■ TASK GOAL ■
Return the whole listing exactly as it stands.

■ GIVEN DATA ■
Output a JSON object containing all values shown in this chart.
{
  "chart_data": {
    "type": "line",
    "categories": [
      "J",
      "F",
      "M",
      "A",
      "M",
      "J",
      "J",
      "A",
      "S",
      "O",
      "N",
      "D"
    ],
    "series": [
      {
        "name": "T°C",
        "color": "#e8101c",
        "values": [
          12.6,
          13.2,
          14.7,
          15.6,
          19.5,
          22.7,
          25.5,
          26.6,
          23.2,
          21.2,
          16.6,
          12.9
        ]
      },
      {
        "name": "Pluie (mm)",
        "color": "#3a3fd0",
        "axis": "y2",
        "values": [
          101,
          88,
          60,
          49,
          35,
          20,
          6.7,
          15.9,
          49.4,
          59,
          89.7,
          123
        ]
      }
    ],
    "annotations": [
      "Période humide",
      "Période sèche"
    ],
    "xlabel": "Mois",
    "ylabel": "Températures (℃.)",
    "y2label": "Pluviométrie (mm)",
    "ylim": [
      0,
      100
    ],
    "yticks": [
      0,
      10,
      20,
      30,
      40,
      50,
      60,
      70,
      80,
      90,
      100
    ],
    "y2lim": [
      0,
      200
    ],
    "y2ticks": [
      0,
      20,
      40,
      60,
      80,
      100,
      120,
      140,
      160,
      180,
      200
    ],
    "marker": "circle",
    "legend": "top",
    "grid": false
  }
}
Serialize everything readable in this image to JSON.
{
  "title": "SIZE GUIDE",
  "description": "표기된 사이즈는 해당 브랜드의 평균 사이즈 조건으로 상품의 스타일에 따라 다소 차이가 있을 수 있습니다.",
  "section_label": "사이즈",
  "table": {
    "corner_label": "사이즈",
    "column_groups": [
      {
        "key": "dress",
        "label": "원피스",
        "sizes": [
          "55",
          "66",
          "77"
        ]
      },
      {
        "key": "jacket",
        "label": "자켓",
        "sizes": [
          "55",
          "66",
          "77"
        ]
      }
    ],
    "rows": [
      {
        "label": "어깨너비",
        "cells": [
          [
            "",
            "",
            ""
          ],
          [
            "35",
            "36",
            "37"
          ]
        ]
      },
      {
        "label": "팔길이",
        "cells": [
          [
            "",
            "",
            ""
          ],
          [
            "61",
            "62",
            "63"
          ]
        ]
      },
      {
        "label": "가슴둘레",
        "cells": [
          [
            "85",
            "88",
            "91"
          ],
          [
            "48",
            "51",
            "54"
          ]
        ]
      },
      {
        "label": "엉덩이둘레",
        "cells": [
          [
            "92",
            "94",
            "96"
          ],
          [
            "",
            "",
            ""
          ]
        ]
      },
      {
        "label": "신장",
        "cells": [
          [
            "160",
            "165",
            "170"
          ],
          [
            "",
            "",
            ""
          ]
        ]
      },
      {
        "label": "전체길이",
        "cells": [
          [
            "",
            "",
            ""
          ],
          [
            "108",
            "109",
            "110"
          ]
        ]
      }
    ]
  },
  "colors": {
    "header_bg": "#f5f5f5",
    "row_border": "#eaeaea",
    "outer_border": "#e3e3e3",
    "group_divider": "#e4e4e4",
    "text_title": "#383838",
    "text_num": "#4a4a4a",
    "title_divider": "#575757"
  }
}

■ PROBLEM SOLUTION ■
Output a JSON object containing all values shown in this chart.
{
  "chart_data": {
    "type": "line",
    "categories": [
      "J",
      "F",
      "M",
      "A",
      "M",
      "J",
      "J",
      "A",
      "S",
      "O",
      "N",
      "D"
    ],
    "series": [
      {
        "name": "T°C",
        "color": "#e8101c",
        "values": [
          12.6,
          13.2,
          14.7,
          15.6,
          19.5,
          22.7,
          25.5,
          26.6,
          23.2,
          21.2,
          16.6,
          12.9
        ]
      },
      {
        "name": "Pluie (mm)",
        "color": "#3a3fd0",
        "axis": "y2",
        "values": [
          101,
          88,
          60,
          49,
          35,
          20,
          6.7,
          15.9,
          49.4,
          59,
          89.7,
          123
        ]
      }
    ],
    "annotations": [
      "Période humide",
      "Période sèche"
    ],
    "xlabel": "Mois",
    "ylabel": "Températures (℃.)",
    "y2label": "Pluviométrie (mm)",
    "ylim": [
      0,
      100
    ],
    "yticks": [
      0,
      10,
      20,
      30,
      40,
      50,
      60,
      70,
      80,
      90,
      100
    ],
    "y2lim": [
      0,
      200
    ],
    "y2ticks": [
      0,
      20,
      40,
      60,
      80,
      100,
      120,
      140,
      160,
      180,
      200
    ],
    "marker": "circle",
    "legend": "top",
    "grid": false
  }
}
Serialize everything readable in this image to JSON.
{
  "title": "SIZE GUIDE",
  "description": "표기된 사이즈는 해당 브랜드의 평균 사이즈 조건으로 상품의 스타일에 따라 다소 차이가 있을 수 있습니다.",
  "section_label": "사이즈",
  "table": {
    "corner_label": "사이즈",
    "column_groups": [
      {
        "key": "dress",
        "label": "원피스",
        "sizes": [
          "55",
          "66",
          "77"
        ]
      },
      {
        "key": "jacket",
        "label": "자켓",
        "sizes": [
          "55",
          "66",
          "77"
        ]
      }
    ],
    "rows": [
      {
        "label": "어깨너비",
        "cells": [
          [
            "",
            "",
            ""
          ],
          [
            "35",
            "36",
            "37"
          ]
        ]
      },
      {
        "label": "팔길이",
        "cells": [
          [
            "",
            "",
            ""
          ],
          [
            "61",
            "62",
            "63"
          ]
        ]
      },
      {
        "label": "가슴둘레",
        "cells": [
          [
            "85",
            "88",
            "91"
          ],
          [
            "48",
            "51",
            "54"
          ]
        ]
      },
      {
        "label": "엉덩이둘레",
        "cells": [
          [
            "92",
            "94",
            "96"
          ],
          [
            "",
            "",
            ""
          ]
        ]
      },
      {
        "label": "신장",
        "cells": [
          [
            "160",
            "165",
            "170"
          ],
          [
            "",
            "",
            ""
          ]
        ]
      },
      {
        "label": "전체길이",
        "cells": [
          [
            "",
            "",
            ""
          ],
          [
            "108",
            "109",
            "110"
          ]
        ]
      }
    ]
  },
  "colors": {
    "header_bg": "#f5f5f5",
    "row_border": "#eaeaea",
    "outer_border": "#e3e3e3",
    "group_divider": "#e4e4e4",
    "text_title": "#383838",
    "text_num": "#4a4a4a",
    "title_divider": "#575757"
  }
}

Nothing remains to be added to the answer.